--- begin ---
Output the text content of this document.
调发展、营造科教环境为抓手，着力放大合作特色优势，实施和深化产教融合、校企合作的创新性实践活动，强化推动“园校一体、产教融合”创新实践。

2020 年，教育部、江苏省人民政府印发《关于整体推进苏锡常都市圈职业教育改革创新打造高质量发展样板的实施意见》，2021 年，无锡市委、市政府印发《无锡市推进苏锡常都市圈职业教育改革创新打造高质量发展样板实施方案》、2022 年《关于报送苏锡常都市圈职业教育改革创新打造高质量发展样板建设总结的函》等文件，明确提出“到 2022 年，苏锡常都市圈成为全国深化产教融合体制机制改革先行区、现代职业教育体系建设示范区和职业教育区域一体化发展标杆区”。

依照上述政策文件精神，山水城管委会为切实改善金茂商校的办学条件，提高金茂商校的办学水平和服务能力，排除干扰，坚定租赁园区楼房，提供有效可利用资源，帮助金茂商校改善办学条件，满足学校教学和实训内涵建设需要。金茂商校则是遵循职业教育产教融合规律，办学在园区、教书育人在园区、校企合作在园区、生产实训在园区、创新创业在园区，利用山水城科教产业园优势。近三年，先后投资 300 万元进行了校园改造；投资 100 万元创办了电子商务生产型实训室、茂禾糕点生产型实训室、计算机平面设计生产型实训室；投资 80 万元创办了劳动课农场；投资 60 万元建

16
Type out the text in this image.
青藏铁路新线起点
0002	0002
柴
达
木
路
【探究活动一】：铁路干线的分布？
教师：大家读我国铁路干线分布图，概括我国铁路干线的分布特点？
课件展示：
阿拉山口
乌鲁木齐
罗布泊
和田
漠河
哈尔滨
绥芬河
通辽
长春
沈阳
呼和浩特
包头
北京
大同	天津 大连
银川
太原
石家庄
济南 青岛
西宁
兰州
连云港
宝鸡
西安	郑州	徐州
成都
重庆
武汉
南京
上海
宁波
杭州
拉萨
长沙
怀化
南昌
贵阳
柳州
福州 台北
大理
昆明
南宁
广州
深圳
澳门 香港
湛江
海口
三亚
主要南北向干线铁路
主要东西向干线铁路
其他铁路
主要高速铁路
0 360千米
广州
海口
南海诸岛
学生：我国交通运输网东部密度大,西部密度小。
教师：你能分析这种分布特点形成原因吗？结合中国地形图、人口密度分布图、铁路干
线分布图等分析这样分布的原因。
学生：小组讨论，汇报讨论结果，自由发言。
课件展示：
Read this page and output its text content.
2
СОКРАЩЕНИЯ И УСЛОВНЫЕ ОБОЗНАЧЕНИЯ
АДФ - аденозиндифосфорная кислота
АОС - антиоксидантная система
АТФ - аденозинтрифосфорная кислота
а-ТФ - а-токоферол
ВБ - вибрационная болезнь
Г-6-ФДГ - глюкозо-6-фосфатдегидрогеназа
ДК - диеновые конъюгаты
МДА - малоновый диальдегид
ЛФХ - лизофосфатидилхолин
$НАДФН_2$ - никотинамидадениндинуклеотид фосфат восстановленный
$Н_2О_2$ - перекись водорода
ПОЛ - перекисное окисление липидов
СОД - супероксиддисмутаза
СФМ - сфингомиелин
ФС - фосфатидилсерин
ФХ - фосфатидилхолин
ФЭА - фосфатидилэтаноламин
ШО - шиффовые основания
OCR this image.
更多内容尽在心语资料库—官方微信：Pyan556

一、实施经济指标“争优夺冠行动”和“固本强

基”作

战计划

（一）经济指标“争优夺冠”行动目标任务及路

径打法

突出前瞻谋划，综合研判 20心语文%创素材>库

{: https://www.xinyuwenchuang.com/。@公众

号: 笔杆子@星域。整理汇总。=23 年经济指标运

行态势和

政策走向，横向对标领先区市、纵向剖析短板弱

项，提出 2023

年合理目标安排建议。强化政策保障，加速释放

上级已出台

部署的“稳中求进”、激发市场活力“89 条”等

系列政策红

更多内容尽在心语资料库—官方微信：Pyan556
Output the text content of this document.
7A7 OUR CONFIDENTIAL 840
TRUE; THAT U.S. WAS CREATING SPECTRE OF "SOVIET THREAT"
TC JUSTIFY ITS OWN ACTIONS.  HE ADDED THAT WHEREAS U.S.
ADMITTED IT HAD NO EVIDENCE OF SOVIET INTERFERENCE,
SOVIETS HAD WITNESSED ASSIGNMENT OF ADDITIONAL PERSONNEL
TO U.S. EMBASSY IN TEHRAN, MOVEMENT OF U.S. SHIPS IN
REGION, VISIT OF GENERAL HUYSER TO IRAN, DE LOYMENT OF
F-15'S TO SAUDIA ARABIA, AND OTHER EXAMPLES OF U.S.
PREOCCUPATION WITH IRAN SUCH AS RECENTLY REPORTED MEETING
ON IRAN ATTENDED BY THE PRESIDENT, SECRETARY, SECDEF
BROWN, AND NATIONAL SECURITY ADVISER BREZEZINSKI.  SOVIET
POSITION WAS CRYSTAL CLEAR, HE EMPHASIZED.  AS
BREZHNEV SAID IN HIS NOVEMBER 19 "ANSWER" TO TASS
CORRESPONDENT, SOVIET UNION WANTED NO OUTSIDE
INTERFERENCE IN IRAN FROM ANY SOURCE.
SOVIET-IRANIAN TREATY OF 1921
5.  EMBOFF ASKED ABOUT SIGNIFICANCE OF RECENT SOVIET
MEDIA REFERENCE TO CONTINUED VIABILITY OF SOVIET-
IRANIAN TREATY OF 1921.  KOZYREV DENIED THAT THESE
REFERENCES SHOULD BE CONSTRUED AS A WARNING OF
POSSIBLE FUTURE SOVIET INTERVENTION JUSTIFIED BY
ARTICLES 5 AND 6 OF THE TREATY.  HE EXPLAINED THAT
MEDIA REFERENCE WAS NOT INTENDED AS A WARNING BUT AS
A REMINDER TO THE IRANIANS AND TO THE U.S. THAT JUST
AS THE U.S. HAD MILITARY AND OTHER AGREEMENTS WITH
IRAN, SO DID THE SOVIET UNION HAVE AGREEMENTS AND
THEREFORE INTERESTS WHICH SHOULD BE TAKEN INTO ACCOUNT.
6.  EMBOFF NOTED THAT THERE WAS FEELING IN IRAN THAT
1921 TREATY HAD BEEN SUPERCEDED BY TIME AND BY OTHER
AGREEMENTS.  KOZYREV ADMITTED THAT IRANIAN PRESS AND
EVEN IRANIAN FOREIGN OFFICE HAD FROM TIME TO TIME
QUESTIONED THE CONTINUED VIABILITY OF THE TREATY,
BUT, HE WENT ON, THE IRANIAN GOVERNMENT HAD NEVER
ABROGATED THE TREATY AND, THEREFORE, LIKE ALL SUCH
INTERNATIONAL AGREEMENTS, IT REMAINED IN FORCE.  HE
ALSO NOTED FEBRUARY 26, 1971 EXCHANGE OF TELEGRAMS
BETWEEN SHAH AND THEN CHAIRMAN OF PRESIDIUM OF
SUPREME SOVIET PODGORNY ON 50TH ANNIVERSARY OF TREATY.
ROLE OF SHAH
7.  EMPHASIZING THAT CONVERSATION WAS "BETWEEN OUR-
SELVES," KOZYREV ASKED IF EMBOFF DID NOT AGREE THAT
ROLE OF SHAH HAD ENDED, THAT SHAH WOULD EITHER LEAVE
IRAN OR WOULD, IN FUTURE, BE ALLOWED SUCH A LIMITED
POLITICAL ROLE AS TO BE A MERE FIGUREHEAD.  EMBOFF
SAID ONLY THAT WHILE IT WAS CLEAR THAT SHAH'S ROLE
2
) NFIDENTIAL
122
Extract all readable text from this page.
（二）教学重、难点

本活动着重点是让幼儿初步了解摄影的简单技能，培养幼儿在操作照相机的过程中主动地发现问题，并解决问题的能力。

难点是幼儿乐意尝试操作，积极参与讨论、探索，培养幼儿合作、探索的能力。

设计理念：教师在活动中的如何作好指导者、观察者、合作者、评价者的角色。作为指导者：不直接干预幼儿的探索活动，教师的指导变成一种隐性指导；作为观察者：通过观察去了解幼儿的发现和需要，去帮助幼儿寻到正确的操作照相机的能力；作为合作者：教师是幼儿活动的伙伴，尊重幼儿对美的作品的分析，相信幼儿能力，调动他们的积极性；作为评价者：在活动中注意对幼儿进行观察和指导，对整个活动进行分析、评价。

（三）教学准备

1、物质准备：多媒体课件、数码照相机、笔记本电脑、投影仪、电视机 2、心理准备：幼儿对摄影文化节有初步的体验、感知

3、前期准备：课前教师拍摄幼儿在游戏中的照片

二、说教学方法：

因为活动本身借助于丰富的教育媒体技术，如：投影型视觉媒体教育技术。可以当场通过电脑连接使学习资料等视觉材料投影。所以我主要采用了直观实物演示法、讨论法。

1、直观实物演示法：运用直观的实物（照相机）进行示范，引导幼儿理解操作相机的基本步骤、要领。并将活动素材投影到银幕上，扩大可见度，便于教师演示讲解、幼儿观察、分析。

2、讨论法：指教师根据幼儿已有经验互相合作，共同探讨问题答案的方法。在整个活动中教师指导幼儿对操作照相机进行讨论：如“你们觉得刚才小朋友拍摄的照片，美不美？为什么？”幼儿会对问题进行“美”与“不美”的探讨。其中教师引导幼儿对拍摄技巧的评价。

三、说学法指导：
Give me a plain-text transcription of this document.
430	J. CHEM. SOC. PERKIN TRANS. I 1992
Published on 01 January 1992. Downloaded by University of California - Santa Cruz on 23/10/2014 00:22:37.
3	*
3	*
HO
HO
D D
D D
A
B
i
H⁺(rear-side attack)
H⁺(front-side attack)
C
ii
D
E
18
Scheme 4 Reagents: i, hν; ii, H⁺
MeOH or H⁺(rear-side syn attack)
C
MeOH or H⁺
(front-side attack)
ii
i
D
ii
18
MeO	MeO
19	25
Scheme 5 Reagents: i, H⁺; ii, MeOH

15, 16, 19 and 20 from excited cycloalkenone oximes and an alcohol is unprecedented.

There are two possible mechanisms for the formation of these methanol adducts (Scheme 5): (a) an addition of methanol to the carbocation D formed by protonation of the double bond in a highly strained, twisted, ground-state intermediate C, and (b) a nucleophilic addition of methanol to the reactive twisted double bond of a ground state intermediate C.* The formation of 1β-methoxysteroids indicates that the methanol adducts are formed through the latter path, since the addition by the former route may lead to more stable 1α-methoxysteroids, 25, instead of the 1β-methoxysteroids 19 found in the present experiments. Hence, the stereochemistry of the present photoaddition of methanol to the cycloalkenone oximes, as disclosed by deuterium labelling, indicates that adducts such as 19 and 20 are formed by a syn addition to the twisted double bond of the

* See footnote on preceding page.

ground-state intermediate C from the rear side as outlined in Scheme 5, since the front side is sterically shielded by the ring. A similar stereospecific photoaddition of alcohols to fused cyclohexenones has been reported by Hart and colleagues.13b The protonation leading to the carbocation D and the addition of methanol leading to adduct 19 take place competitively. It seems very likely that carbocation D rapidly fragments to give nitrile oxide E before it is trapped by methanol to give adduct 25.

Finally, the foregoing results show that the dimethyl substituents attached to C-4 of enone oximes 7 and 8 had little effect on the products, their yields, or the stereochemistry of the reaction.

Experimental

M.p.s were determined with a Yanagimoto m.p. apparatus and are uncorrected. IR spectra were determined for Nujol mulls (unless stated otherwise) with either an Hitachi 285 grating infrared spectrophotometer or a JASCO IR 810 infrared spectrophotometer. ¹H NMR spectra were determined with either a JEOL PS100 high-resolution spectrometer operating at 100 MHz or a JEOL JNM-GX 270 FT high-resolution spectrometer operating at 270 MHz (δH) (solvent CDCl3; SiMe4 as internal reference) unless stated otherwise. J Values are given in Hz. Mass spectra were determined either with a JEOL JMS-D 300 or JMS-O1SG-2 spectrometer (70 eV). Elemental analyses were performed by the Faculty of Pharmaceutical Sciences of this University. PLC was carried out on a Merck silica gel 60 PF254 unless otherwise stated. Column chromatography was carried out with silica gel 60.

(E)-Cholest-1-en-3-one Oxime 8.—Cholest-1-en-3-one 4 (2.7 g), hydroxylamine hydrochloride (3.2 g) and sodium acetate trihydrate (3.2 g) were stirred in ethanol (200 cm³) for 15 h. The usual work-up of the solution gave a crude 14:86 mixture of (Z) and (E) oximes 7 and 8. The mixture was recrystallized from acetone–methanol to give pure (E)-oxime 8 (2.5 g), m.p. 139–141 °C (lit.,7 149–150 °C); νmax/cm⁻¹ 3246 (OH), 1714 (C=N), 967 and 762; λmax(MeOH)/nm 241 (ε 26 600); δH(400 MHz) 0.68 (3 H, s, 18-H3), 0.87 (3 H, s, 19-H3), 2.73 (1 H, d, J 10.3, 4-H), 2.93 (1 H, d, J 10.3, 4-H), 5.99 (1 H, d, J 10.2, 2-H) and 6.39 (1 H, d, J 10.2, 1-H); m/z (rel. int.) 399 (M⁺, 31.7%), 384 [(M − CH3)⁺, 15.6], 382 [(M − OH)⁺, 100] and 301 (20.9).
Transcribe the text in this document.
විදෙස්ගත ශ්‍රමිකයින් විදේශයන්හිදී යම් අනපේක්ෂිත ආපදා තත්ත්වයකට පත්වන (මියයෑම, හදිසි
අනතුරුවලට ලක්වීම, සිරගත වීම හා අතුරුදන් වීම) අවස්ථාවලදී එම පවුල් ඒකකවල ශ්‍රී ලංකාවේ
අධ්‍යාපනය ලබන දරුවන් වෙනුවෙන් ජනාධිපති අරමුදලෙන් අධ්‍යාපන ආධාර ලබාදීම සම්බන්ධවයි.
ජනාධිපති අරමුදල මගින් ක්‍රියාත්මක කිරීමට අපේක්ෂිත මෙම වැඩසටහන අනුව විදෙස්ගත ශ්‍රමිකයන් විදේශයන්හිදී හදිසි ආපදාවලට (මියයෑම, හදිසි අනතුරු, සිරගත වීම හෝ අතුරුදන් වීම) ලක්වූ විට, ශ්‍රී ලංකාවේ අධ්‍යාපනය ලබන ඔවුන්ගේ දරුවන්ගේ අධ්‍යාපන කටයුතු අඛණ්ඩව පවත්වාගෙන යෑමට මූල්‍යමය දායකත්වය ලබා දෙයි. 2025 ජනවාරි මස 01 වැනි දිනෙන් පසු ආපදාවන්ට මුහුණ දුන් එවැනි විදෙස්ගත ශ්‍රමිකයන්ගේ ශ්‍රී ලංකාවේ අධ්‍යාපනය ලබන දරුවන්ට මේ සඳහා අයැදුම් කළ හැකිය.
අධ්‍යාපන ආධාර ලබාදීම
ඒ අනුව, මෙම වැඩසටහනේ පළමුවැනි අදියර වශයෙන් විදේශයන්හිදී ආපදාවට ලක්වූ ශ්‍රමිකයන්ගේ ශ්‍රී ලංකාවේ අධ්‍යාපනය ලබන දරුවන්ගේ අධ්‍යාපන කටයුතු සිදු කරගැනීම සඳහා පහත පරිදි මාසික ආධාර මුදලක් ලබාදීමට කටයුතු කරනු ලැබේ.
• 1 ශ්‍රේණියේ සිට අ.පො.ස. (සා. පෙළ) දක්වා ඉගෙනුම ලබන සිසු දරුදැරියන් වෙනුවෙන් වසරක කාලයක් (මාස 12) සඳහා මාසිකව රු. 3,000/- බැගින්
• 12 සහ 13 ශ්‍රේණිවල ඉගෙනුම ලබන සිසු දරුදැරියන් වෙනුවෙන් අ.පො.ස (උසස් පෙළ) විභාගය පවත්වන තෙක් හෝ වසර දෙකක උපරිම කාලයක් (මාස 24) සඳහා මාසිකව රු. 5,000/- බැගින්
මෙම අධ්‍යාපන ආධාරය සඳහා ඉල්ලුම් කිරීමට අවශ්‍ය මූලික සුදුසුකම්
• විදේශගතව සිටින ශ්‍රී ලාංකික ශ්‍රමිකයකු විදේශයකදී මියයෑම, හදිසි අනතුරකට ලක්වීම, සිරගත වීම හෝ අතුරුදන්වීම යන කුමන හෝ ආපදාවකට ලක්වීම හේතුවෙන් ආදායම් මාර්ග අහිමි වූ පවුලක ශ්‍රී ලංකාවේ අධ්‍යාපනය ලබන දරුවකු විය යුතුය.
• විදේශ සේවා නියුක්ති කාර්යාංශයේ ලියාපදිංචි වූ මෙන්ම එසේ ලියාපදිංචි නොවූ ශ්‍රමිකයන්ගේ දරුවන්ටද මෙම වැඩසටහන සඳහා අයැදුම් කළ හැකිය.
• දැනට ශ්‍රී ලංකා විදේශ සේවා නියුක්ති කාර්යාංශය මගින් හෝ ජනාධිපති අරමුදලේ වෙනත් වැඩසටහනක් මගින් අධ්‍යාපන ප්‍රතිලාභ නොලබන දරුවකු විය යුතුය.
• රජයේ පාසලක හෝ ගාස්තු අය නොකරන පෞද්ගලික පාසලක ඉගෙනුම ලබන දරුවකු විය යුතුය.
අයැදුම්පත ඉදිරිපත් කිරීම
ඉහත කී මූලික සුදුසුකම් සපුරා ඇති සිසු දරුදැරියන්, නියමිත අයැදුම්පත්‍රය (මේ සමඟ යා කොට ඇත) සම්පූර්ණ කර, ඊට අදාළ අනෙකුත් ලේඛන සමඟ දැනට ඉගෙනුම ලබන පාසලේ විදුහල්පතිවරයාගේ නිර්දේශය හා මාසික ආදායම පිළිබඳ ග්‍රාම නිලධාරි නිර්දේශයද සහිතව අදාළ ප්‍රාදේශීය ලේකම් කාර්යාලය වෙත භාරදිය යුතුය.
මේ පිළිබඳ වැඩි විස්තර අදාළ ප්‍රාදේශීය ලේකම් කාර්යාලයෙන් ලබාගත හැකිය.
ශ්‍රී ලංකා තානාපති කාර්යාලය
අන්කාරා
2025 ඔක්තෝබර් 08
--- end ---
Extract all lines that hold the word "image".

Type out the text in this image.
OCR this image.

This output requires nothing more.